* Begin Records shown *

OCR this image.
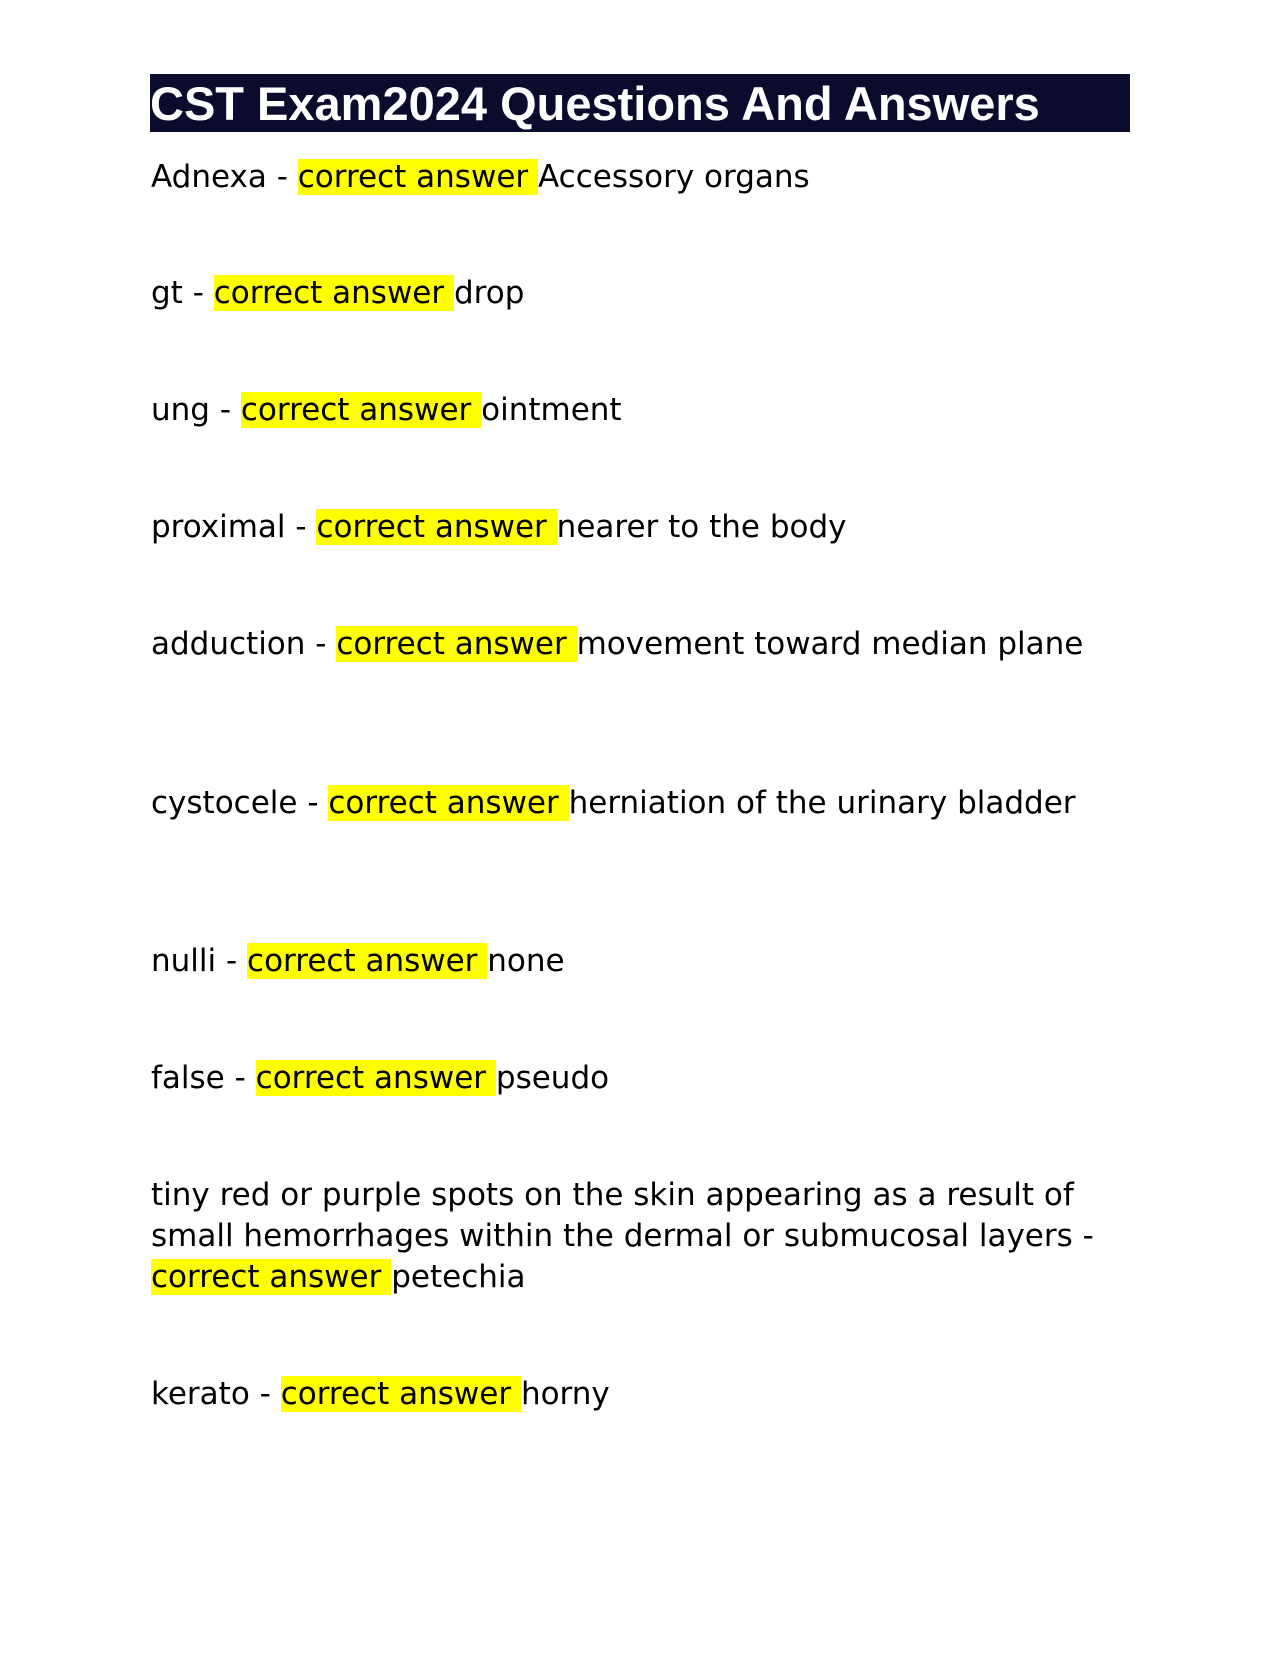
CST Exam2024 Questions And Answers

Adnexa - correct answer Accessory organs

gt - correct answer drop

ung - correct answer ointment

proximal - correct answer nearer to the body

adduction - correct answer movement toward median plane

cystocele - correct answer herniation of the urinary bladder

nulli - correct answer none

false - correct answer pseudo

tiny red or purple spots on the skin appearing as a result of small hemorrhages within the dermal or submucosal layers - correct answer petechia

kerato - correct answer horny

* End Records shown *

Stated problem: Write out every record above exactly as it stands, but leave out the pictures.

Answer:
OCR this image.
CST Exam2024 Questions And Answers

Adnexa - correct answer Accessory organs

gt - correct answer drop

ung - correct answer ointment

proximal - correct answer nearer to the body

adduction - correct answer movement toward median plane

cystocele - correct answer herniation of the urinary bladder

nulli - correct answer none

false - correct answer pseudo

tiny red or purple spots on the skin appearing as a result of small hemorrhages within the dermal or submucosal layers - correct answer petechia

kerato - correct answer horny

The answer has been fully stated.